--- begin ---
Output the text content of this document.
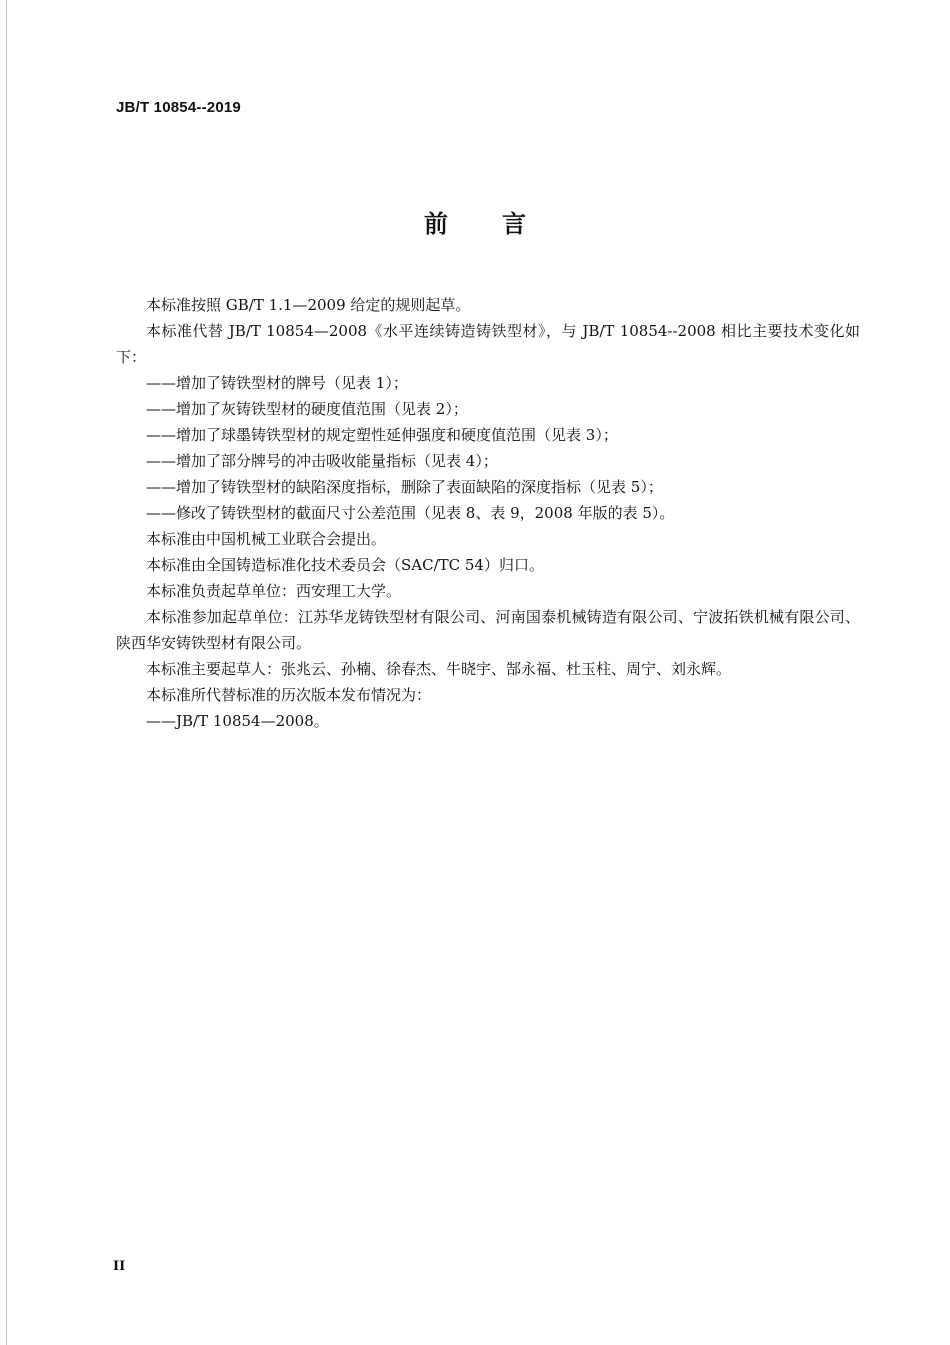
JB/T 10854--2019
前言

本标准按照 GB/T 1.1—2009 给定的规则起草。

本标准代替 JB/T 10854—2008《水平连续铸造铸铁型材》，与 JB/T 10854--2008 相比主要技术变化如下：

——增加了铸铁型材的牌号（见表 1）；

——增加了灰铸铁型材的硬度值范围（见表 2）；

——增加了球墨铸铁型材的规定塑性延伸强度和硬度值范围（见表 3）；

——增加了部分牌号的冲击吸收能量指标（见表 4）；

——增加了铸铁型材的缺陷深度指标，删除了表面缺陷的深度指标（见表 5）；

——修改了铸铁型材的截面尺寸公差范围（见表 8、表 9，2008 年版的表 5）。

本标准由中国机械工业联合会提出。

本标准由全国铸造标准化技术委员会（SAC/TC 54）归口。

本标准负责起草单位：西安理工大学。

本标准参加起草单位：江苏华龙铸铁型材有限公司、河南国泰机械铸造有限公司、宁波拓铁机械有限公司、陕西华安铸铁型材有限公司。

本标准主要起草人：张兆云、孙楠、徐春杰、牛晓宇、郜永福、杜玉柱、周宁、刘永辉。

本标准所代替标准的历次版本发布情况为：

——JB/T 10854—2008。

II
--- end ---
* Instructions to follow *
The records above are to be quoted exactly, with all pictures left out.

* Answer below *
Output the text content of this document.
JB/T 10854--2019
前言

本标准按照 GB/T 1.1—2009 给定的规则起草。

本标准代替 JB/T 10854—2008《水平连续铸造铸铁型材》，与 JB/T 10854--2008 相比主要技术变化如下：

——增加了铸铁型材的牌号（见表 1）；

——增加了灰铸铁型材的硬度值范围（见表 2）；

——增加了球墨铸铁型材的规定塑性延伸强度和硬度值范围（见表 3）；

——增加了部分牌号的冲击吸收能量指标（见表 4）；

——增加了铸铁型材的缺陷深度指标，删除了表面缺陷的深度指标（见表 5）；

——修改了铸铁型材的截面尺寸公差范围（见表 8、表 9，2008 年版的表 5）。

本标准由中国机械工业联合会提出。

本标准由全国铸造标准化技术委员会（SAC/TC 54）归口。

本标准负责起草单位：西安理工大学。

本标准参加起草单位：江苏华龙铸铁型材有限公司、河南国泰机械铸造有限公司、宁波拓铁机械有限公司、陕西华安铸铁型材有限公司。

本标准主要起草人：张兆云、孙楠、徐春杰、牛晓宇、郜永福、杜玉柱、周宁、刘永辉。

本标准所代替标准的历次版本发布情况为：

——JB/T 10854—2008。

II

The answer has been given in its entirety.